▶ [Exercise instructions]
Format the material as a Markdown table with the columns No. and Item. Number each line and leave out blank lines, covering only the lines between the one holding "- bar: [364, 305, 377, 314]" and the one holding "- bar: [871, 289, 883, 314]", inclusive.

▶ [Input for this task]
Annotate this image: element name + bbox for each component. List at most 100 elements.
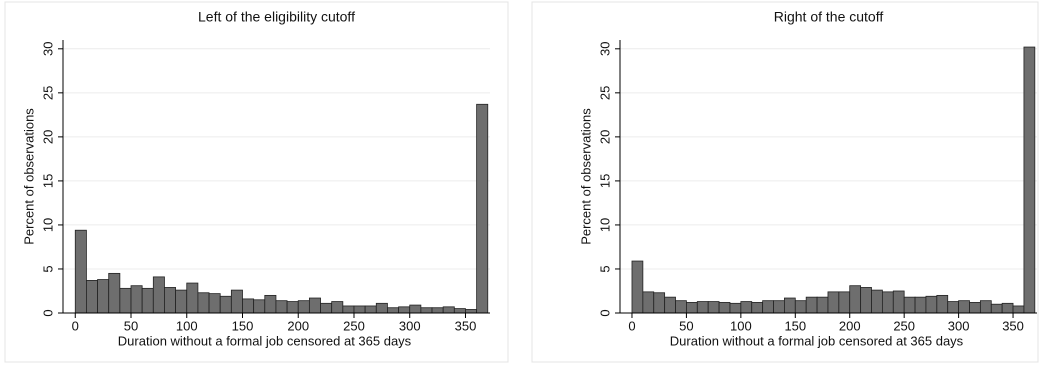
- bar: [364, 305, 377, 314]
- y-axis-label: Percent of observations: [21, 108, 36, 245]
- bar: [130, 285, 143, 314]
- x-tick-label: 350: [1002, 318, 1024, 333]
- x-tick-label: 0: [628, 318, 635, 333]
- bar: [1023, 46, 1036, 314]
- bar: [230, 289, 243, 314]
- bar: [442, 306, 455, 314]
- x-axis-label: Duration without a formal job censored a…: [118, 333, 412, 348]
- bar: [141, 287, 154, 314]
- bar: [838, 291, 851, 314]
- y-tick-label: 30: [597, 42, 612, 56]
- bar: [219, 295, 232, 314]
- bar: [431, 307, 444, 314]
- x-tick-label: 200: [839, 318, 861, 333]
- y-tick-label: 15: [597, 174, 612, 188]
- y-tick-label: 0: [40, 309, 55, 316]
- bar: [958, 300, 970, 314]
- bar: [664, 296, 676, 314]
- bar: [936, 294, 949, 314]
- bar: [871, 289, 883, 314]
- bar: [990, 303, 1003, 314]
- bar: [242, 298, 255, 314]
- bar: [97, 279, 110, 314]
- bar: [308, 297, 321, 314]
- bar: [827, 291, 840, 314]
- y-tick-label: 10: [40, 218, 55, 232]
- bar: [892, 290, 905, 314]
- y-tick-label: 30: [40, 42, 55, 56]
- bar: [631, 260, 644, 314]
- y-axis-label: Percent of observations: [578, 108, 593, 245]
- x-tick-label: 100: [176, 318, 198, 333]
- bar: [903, 296, 916, 314]
- bar: [197, 292, 210, 314]
- x-tick-label: 100: [730, 318, 752, 333]
- bar: [152, 276, 165, 314]
- bar: [696, 301, 709, 314]
- chart-title: Left of the eligibility cutoff: [198, 9, 355, 25]
- y-tick-label: 10: [597, 218, 612, 232]
- bar: [805, 296, 818, 314]
- bar: [74, 229, 87, 314]
- bar: [653, 292, 666, 314]
- bar: [881, 291, 894, 314]
- y-tick-label: 20: [597, 130, 612, 144]
- x-tick-label: 350: [455, 318, 477, 333]
- x-tick-label: 150: [232, 318, 254, 333]
- bar: [707, 301, 720, 314]
- bar: [718, 302, 731, 314]
- bar: [751, 302, 764, 314]
- bar: [784, 297, 796, 314]
- bar: [849, 285, 862, 314]
- bar: [320, 302, 333, 314]
- x-tick-label: 250: [893, 318, 915, 333]
- bar: [979, 300, 992, 314]
- y-tick-label: 15: [40, 174, 55, 188]
- bar: [264, 294, 277, 314]
- chart-title: Right of the cutoff: [774, 9, 884, 25]
- bar: [353, 305, 366, 314]
- y-tick-label: 20: [40, 130, 55, 144]
- bar: [420, 307, 433, 314]
- bar: [925, 295, 938, 314]
- bar: [947, 301, 960, 314]
- x-tick-label: 0: [72, 318, 79, 333]
- bar: [729, 302, 742, 314]
- bar: [762, 300, 774, 314]
- x-tick-label: 200: [287, 318, 309, 333]
- bar: [773, 300, 785, 314]
- bar: [286, 301, 299, 314]
- bar: [331, 301, 344, 314]
- bar: [1001, 302, 1014, 314]
- x-tick-label: 250: [343, 318, 365, 333]
- bar: [642, 291, 655, 314]
- bar: [686, 302, 698, 314]
- bar: [740, 301, 753, 314]
- bar: [914, 296, 927, 314]
- bar: [342, 305, 355, 314]
- bar: [409, 304, 422, 314]
- bar: [1012, 305, 1025, 314]
- x-tick-label: 300: [399, 318, 421, 333]
- bar: [675, 300, 687, 314]
- x-tick-label: 150: [784, 318, 806, 333]
- bar: [453, 308, 466, 314]
- bar: [164, 287, 177, 314]
- bar: [476, 103, 489, 314]
- bar: [275, 300, 288, 314]
- bar: [186, 282, 199, 314]
- bar: [253, 299, 266, 314]
- x-tick-label: 50: [679, 318, 693, 333]
- bar: [375, 302, 388, 314]
- bar: [794, 300, 807, 314]
- x-axis-label: Duration without a formal job censored a…: [670, 333, 964, 348]
- y-tick-label: 25: [597, 86, 612, 100]
- bar: [208, 293, 221, 314]
- bar: [398, 306, 411, 314]
- bar: [175, 289, 188, 314]
- bar: [387, 307, 399, 314]
- y-tick-label: 5: [40, 265, 55, 272]
- bar: [297, 300, 310, 314]
- bar: [860, 287, 872, 314]
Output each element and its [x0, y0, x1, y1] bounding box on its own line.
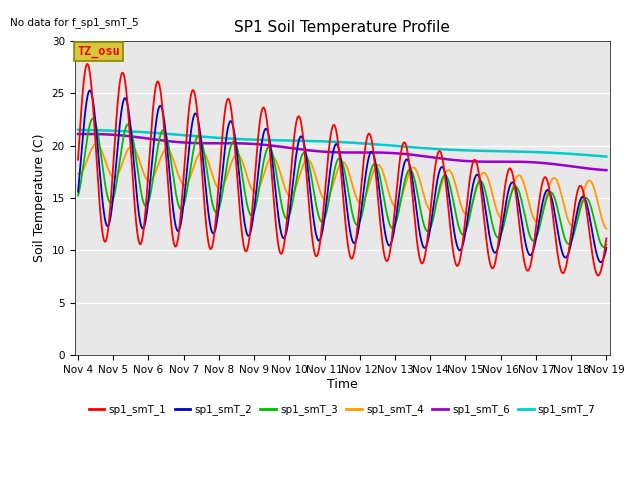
Title: SP1 Soil Temperature Profile: SP1 Soil Temperature Profile: [234, 20, 450, 36]
Y-axis label: Soil Temperature (C): Soil Temperature (C): [33, 134, 46, 262]
Text: No data for f_sp1_smT_5: No data for f_sp1_smT_5: [10, 17, 139, 28]
Legend: sp1_smT_1, sp1_smT_2, sp1_smT_3, sp1_smT_4, sp1_smT_6, sp1_smT_7: sp1_smT_1, sp1_smT_2, sp1_smT_3, sp1_smT…: [84, 400, 600, 420]
Text: TZ_osu: TZ_osu: [77, 45, 120, 58]
X-axis label: Time: Time: [327, 378, 358, 391]
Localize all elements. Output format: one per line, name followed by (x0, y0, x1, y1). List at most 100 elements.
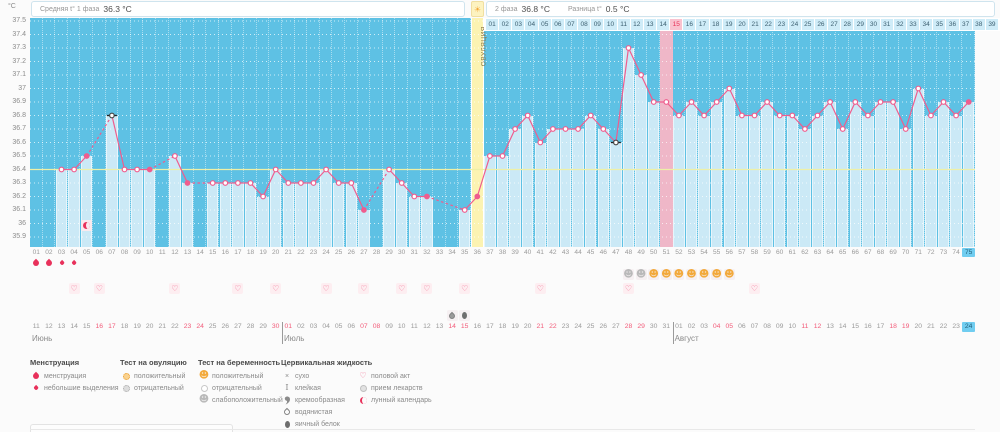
temp-bar[interactable] (232, 183, 244, 247)
day-number-cell[interactable]: 14 (196, 249, 204, 256)
temp-bar[interactable] (698, 115, 710, 247)
temp-bar[interactable] (597, 129, 610, 247)
day-number-cell[interactable]: 01 (32, 249, 40, 256)
temp-bar[interactable] (647, 102, 660, 247)
temp-marker[interactable] (386, 166, 393, 173)
day-number-cell[interactable]: 36 (473, 249, 481, 256)
day-number-cell[interactable]: 17 (234, 249, 242, 256)
day-number-cell[interactable]: 46 (599, 249, 607, 256)
temp-marker[interactable] (713, 99, 720, 105)
temp-bar[interactable] (710, 102, 723, 247)
temp-bar[interactable] (55, 169, 68, 247)
day-column[interactable] (295, 18, 308, 247)
day-number-cell[interactable]: 72 (927, 249, 935, 256)
day-column[interactable] (68, 18, 81, 247)
temp-bar[interactable] (673, 115, 685, 247)
temp-marker[interactable] (575, 126, 581, 132)
day-column[interactable] (849, 18, 862, 247)
cycle2-day-cell[interactable]: 15 (670, 19, 683, 30)
day-column[interactable] (761, 18, 774, 247)
day-column[interactable] (698, 18, 711, 247)
day-column[interactable] (282, 18, 295, 247)
temp-bar[interactable] (874, 102, 887, 247)
day-column[interactable] (937, 18, 950, 247)
day-number-cell[interactable]: 06 (95, 249, 103, 256)
cycle2-day-cell[interactable]: 24 (788, 19, 801, 30)
temp-bar[interactable] (269, 169, 282, 247)
temp-bar[interactable] (899, 129, 912, 247)
day-number-cell[interactable]: 43 (561, 249, 570, 256)
day-column[interactable] (496, 18, 509, 247)
temp-bar[interactable] (824, 102, 836, 247)
day-number-cell[interactable]: 03 (57, 249, 66, 256)
day-number-cell[interactable]: 26 (347, 249, 355, 256)
day-column[interactable] (509, 18, 522, 247)
temp-bar[interactable] (887, 102, 899, 247)
day-column[interactable] (811, 18, 824, 247)
day-number-cell[interactable]: 38 (498, 249, 507, 256)
cycle2-day-cell[interactable]: 18 (709, 19, 722, 30)
day-column[interactable] (799, 18, 812, 247)
day-column[interactable] (710, 18, 723, 247)
temp-bar[interactable] (181, 183, 194, 247)
temp-marker[interactable] (865, 112, 871, 119)
temp-marker[interactable] (902, 126, 909, 132)
temp-marker[interactable] (739, 112, 745, 119)
day-column[interactable] (962, 18, 975, 247)
temp-bar[interactable] (723, 88, 736, 247)
day-column[interactable] (194, 18, 207, 247)
temp-marker[interactable] (285, 180, 292, 186)
day-number-cell[interactable]: 09 (133, 249, 141, 256)
temp-marker[interactable] (776, 112, 783, 119)
cycle2-day-cell[interactable]: 26 (814, 19, 828, 30)
temp-marker[interactable] (222, 180, 229, 186)
day-column[interactable] (748, 18, 761, 247)
day-number-cell[interactable]: 11 (158, 249, 166, 256)
day-column[interactable] (257, 18, 270, 247)
day-number-cell[interactable]: 32 (423, 249, 431, 256)
temp-bar[interactable] (572, 129, 584, 247)
day-number-cell[interactable]: 37 (486, 249, 494, 256)
temp-marker[interactable] (272, 166, 279, 173)
day-column[interactable] (736, 18, 749, 247)
temp-marker[interactable] (298, 180, 304, 186)
temp-bar[interactable] (962, 102, 975, 247)
temp-marker[interactable] (928, 112, 934, 119)
temp-marker-filled[interactable] (361, 207, 367, 213)
temp-marker[interactable] (260, 193, 267, 200)
day-column[interactable] (534, 18, 547, 247)
temp-marker[interactable] (499, 153, 506, 159)
temp-marker-filled[interactable] (474, 193, 481, 200)
day-number-cell[interactable]: 13 (183, 249, 192, 256)
temp-bar[interactable] (786, 115, 799, 247)
temp-bar[interactable] (484, 156, 496, 247)
temp-marker[interactable] (890, 99, 896, 105)
day-number-cell[interactable]: 52 (675, 249, 683, 256)
highlighted-day-column[interactable] (660, 31, 673, 247)
day-number-cell[interactable]: 57 (738, 249, 746, 256)
day-column[interactable] (635, 18, 648, 247)
day-number-cell[interactable]: 25 (335, 249, 343, 256)
day-column[interactable] (106, 18, 119, 247)
day-number-cell[interactable]: 58 (750, 249, 759, 256)
temp-bar[interactable] (862, 115, 874, 247)
cycle2-day-cell[interactable]: 27 (828, 19, 841, 30)
day-column[interactable] (647, 18, 660, 247)
temp-bar[interactable] (622, 48, 635, 247)
temp-bar[interactable] (332, 183, 345, 247)
temp-marker[interactable] (537, 139, 544, 146)
day-column[interactable] (572, 18, 585, 247)
temp-bar[interactable] (219, 183, 232, 247)
temp-bar[interactable] (950, 115, 962, 247)
temp-bar[interactable] (68, 169, 80, 247)
temp-bar[interactable] (118, 169, 131, 247)
temp-marker[interactable] (663, 99, 670, 105)
day-column[interactable] (332, 18, 345, 247)
day-number-cell[interactable]: 68 (876, 249, 885, 256)
temp-marker[interactable] (953, 112, 959, 119)
temp-marker[interactable] (461, 207, 468, 213)
day-column[interactable] (156, 18, 169, 247)
day-number-cell[interactable]: 18 (246, 249, 255, 256)
cycle2-day-cell[interactable]: 12 (630, 19, 643, 30)
day-number-cell[interactable]: 71 (914, 249, 922, 256)
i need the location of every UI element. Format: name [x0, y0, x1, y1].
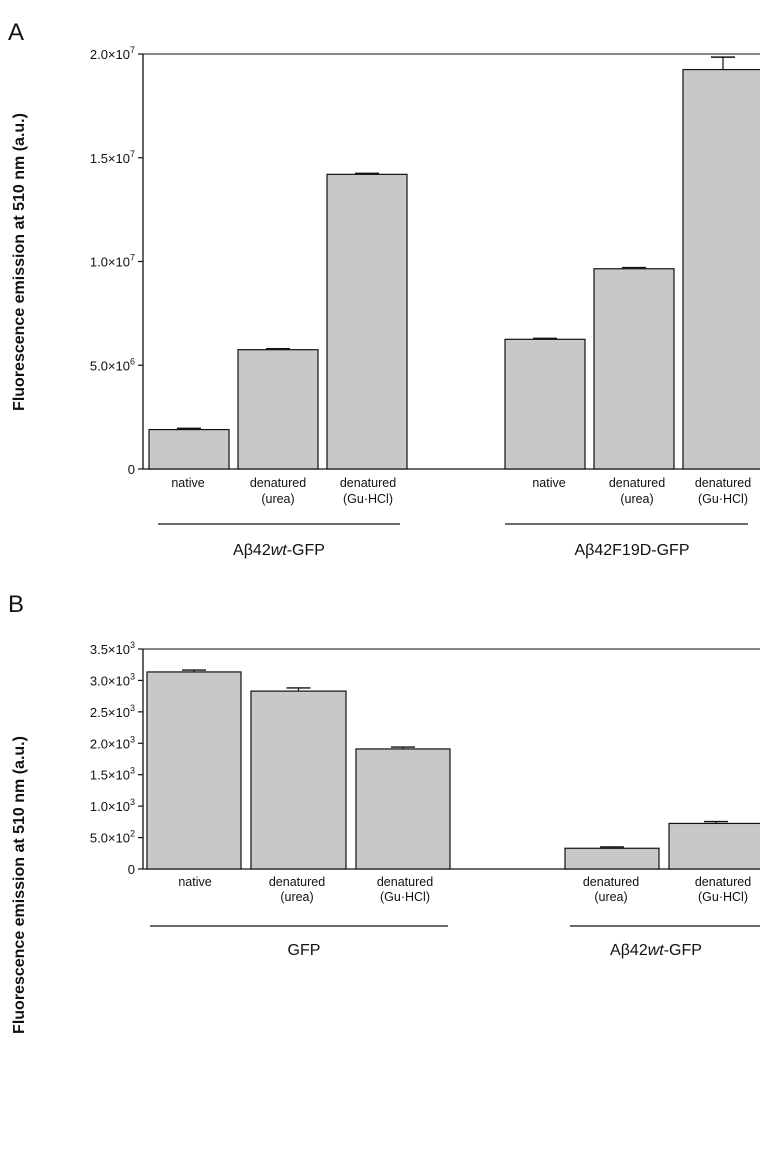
bar-category-label: (Gu·HCl) [343, 492, 393, 506]
group-label: Aβ42F19D-GFP [574, 542, 689, 559]
panel-a-y-tick-label: 1.0×107 [90, 253, 135, 270]
bar [146, 671, 242, 870]
bar-category-label: denatured [250, 476, 306, 490]
bar-category-label: (urea) [620, 492, 653, 506]
bar [564, 847, 660, 870]
bar-category-label: (urea) [594, 890, 627, 904]
panel-b-y-tick-label: 0 [128, 862, 135, 877]
panel-b-y-tick-label: 5.0×102 [90, 829, 135, 846]
panel-a-y-tick-label: 0 [128, 462, 135, 477]
panel-b-y-tick-label: 3.0×103 [90, 671, 135, 688]
group-label: Aβ42wt-GFP [233, 542, 325, 559]
bar-category-label: denatured [269, 875, 325, 889]
panel-b-y-tick-label: 3.5×103 [90, 640, 135, 657]
bar-category-label: (Gu·HCl) [380, 890, 430, 904]
panel-a-plot: 0 5.0×106 1.0×107 1.5×107 2.0×107 native denat… [90, 45, 760, 559]
bar-category-label: denatured [377, 875, 433, 889]
bar [593, 268, 675, 470]
bar [682, 68, 760, 470]
panel-a-y-tick-label: 2.0×107 [90, 45, 135, 62]
bar [355, 748, 451, 870]
panel-a: A Fluorescence emission at 510 nm (a.u.)… [8, 19, 760, 559]
bar-category-label: denatured [609, 476, 665, 490]
panel-b: B Fluorescence emission at 510 nm (a.u.)… [8, 591, 760, 1034]
bar [668, 822, 760, 870]
bar [326, 173, 408, 470]
panel-b-y-tick-label: 2.5×103 [90, 703, 135, 720]
panel-a-y-axis-label: Fluorescence emission at 510 nm (a.u.) [11, 113, 28, 411]
bar-category-label: (urea) [280, 890, 313, 904]
panel-b-y-tick-label: 1.5×103 [90, 766, 135, 783]
bar-category-label: (Gu·HCl) [698, 890, 748, 904]
group-label: Aβ42wt-GFP [610, 942, 702, 959]
bar [148, 428, 230, 470]
bar-category-label: denatured [583, 875, 639, 889]
panel-b-y-tick-label: 2.0×103 [90, 734, 135, 751]
panel-b-y-axis-label: Fluorescence emission at 510 nm (a.u.) [11, 736, 28, 1034]
bar-category-label: denatured [695, 476, 751, 490]
bar-category-label: denatured [695, 875, 751, 889]
bar-category-label: (urea) [261, 492, 294, 506]
bar-category-label: native [178, 875, 211, 889]
panel-a-y-tick-label: 5.0×106 [90, 356, 135, 373]
bar-category-label: denatured [340, 476, 396, 490]
panel-b-y-tick-label: 1.0×103 [90, 797, 135, 814]
group-label: GFP [288, 942, 321, 959]
panel-a-label: A [8, 19, 24, 46]
bar [250, 690, 347, 870]
bar-category-label: native [532, 476, 565, 490]
panel-a-y-tick-label: 1.5×107 [90, 149, 135, 166]
panel-b-plot: 0 5.0×102 1.0×103 1.5×103 2.0×103 2.5×103 3.0×… [90, 640, 760, 959]
bar [237, 349, 319, 470]
bar-category-label: native [171, 476, 204, 490]
bar [504, 338, 586, 470]
bar-category-label: (Gu·HCl) [698, 492, 748, 506]
panel-b-label: B [8, 591, 24, 618]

▶ [Written response]
| No. | Item |
|---|---|
| 1 | - bar: [364, 305, 377, 314] |
| 2 | - y-axis-label: Percent of observations: [21, 108, 36, 245] |
| 3 | - bar: [130, 285, 143, 314] |
| 4 | - x-tick-label: 350: [1002, 318, 1024, 333] |
| 5 | - x-tick-label: 0: [628, 318, 635, 333] |
| 6 | - bar: [1023, 46, 1036, 314] |
| 7 | - bar: [230, 289, 243, 314] |
| 8 | - bar: [442, 306, 455, 314] |
| 9 | - x-axis-label: Duration without a formal job censored a…: [118, 333, 412, 348] |
| 10 | - bar: [141, 287, 154, 314] |
| 11 | - bar: [838, 291, 851, 314] |
| 12 | - y-tick-label: 30: [597, 42, 612, 56] |
| 13 | - bar: [219, 295, 232, 314] |
| 14 | - bar: [431, 307, 444, 314] |
| 15 | - x-tick-label: 200: [839, 318, 861, 333] |
| 16 | - y-tick-label: 15: [597, 174, 612, 188] |
| 17 | - y-tick-label: 0: [40, 309, 55, 316] |
| 18 | - bar: [958, 300, 970, 314] |
| 19 | - bar: [664, 296, 676, 314] |
| 20 | - bar: [936, 294, 949, 314] |
| 21 | - bar: [871, 289, 883, 314] |